§ Stored items

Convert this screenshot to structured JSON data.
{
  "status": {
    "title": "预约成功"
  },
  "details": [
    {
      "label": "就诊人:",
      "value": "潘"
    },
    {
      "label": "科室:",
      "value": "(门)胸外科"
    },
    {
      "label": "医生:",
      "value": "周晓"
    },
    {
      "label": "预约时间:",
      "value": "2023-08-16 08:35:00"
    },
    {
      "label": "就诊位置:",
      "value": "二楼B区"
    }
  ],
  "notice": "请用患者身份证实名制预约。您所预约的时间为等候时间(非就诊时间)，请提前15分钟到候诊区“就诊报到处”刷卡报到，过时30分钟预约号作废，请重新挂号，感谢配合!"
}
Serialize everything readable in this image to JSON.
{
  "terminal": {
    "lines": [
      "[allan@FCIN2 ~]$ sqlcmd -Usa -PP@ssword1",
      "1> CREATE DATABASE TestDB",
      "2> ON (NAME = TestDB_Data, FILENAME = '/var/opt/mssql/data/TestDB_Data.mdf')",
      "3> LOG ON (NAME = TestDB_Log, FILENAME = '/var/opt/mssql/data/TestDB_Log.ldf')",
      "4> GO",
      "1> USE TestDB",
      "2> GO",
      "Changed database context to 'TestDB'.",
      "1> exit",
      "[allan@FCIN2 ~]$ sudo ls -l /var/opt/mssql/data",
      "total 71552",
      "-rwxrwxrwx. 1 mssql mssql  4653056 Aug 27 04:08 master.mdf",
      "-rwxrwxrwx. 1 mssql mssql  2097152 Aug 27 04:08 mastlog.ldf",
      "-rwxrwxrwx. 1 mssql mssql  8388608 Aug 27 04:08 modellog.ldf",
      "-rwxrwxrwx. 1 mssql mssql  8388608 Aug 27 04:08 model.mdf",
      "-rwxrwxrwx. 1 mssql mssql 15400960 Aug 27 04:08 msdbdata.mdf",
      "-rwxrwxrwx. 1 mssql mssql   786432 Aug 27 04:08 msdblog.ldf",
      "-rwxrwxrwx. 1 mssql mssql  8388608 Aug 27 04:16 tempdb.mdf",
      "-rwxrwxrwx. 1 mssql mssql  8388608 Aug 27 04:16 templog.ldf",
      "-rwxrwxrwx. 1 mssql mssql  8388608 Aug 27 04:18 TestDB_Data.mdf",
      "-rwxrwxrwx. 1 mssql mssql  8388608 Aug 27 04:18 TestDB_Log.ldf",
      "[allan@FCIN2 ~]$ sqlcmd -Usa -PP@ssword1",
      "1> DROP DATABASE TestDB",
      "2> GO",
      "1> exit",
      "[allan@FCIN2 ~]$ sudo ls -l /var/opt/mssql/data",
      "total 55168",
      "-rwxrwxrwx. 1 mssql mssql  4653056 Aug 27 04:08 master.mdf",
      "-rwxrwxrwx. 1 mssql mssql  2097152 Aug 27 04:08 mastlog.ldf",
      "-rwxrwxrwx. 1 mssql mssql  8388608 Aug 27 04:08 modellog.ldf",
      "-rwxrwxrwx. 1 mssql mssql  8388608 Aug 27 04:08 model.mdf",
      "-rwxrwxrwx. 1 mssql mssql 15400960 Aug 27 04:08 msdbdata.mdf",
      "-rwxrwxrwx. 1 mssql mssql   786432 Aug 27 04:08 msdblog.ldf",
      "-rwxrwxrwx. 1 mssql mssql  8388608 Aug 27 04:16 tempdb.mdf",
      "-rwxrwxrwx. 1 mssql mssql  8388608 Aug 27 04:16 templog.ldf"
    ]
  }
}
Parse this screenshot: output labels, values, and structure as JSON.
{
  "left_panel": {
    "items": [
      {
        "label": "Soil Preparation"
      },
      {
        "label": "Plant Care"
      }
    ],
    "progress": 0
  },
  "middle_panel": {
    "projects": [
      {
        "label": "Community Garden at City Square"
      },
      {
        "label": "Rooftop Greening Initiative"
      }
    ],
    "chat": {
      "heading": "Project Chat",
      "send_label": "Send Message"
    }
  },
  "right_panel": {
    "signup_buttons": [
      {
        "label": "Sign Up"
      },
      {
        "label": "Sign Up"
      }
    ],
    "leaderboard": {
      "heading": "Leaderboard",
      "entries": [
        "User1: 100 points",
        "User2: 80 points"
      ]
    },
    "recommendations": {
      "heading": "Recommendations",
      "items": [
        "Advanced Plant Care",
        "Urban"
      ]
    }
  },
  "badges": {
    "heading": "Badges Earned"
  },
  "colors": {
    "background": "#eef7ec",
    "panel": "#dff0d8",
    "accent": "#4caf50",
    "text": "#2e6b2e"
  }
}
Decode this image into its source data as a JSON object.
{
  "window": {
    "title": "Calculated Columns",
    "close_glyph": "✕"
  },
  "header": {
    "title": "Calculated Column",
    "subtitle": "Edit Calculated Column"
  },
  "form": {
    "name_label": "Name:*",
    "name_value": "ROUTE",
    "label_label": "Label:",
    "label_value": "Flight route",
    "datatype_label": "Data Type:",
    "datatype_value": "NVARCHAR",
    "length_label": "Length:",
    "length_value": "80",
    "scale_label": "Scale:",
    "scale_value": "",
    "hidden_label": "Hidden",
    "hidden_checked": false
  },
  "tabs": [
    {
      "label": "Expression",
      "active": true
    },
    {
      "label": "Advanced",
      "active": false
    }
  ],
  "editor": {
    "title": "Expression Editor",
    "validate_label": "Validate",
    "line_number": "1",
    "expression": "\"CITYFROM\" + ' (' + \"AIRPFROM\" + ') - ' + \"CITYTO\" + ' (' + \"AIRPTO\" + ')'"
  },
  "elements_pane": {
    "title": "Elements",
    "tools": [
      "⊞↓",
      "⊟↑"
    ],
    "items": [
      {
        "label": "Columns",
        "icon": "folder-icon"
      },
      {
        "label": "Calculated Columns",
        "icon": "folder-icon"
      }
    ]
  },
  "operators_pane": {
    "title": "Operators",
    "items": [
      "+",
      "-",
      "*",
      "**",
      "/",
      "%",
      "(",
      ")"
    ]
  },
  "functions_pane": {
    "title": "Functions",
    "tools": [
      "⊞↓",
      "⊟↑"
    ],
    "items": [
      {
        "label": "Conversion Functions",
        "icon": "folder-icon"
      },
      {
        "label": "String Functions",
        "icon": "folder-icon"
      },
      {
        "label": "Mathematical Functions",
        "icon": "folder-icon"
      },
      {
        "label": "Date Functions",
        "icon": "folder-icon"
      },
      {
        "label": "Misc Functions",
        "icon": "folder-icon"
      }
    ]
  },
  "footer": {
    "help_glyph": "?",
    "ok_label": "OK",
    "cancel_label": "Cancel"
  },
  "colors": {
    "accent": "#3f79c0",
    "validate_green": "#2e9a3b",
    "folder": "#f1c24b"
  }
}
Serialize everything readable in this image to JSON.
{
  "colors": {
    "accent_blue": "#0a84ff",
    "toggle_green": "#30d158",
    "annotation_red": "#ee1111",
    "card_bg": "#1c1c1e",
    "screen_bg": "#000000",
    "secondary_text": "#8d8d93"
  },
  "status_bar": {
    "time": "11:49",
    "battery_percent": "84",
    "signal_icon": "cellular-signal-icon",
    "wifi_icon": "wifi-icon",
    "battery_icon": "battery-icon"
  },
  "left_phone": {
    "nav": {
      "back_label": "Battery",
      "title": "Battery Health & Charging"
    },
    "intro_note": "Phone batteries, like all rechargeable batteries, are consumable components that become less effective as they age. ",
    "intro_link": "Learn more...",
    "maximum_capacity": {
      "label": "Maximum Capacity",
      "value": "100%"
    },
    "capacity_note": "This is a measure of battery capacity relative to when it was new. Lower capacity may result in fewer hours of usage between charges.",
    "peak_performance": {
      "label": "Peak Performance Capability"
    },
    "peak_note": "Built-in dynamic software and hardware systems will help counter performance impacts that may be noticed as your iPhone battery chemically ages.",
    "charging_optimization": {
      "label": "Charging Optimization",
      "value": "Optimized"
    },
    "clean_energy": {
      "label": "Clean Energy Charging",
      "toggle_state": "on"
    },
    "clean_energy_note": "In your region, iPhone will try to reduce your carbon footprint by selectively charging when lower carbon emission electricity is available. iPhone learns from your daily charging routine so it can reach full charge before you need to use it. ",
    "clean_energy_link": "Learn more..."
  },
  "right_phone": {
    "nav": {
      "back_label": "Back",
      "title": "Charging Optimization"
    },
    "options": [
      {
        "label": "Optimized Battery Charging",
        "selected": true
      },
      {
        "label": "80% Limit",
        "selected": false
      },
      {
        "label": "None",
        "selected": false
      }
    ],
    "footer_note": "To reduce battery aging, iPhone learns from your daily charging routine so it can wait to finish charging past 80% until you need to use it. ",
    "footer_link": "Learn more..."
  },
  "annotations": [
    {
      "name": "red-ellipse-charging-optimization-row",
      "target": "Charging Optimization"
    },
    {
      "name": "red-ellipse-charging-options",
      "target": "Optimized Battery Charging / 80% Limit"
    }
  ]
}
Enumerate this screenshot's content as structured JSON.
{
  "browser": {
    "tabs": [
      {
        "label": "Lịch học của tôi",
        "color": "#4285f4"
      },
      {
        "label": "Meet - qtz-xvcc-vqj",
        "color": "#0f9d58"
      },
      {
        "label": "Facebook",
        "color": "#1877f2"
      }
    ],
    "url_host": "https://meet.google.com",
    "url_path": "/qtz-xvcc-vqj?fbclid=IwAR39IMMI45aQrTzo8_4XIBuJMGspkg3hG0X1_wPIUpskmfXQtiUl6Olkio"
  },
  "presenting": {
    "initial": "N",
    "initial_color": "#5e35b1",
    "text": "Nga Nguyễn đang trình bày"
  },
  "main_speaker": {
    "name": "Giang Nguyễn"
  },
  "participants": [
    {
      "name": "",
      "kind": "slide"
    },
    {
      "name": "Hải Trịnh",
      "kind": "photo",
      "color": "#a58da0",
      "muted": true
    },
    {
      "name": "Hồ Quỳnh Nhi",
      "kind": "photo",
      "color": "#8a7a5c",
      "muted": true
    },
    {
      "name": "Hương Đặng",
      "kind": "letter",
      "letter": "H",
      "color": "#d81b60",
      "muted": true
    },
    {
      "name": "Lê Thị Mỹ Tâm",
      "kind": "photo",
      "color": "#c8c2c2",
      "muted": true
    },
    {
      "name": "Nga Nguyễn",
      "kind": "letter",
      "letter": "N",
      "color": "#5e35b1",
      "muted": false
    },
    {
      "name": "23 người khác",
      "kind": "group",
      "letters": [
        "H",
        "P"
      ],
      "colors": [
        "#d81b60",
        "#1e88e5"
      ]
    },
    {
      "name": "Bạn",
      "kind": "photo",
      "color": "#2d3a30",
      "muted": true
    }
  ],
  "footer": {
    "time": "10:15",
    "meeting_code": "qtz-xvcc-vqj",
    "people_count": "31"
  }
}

§ Set problem
Go through the entries above and copy every line containing "more".

§ Result for this task
    "intro_link": "Learn more...",
    "clean_energy_link": "Learn more..."
    "footer_link": "Learn more..."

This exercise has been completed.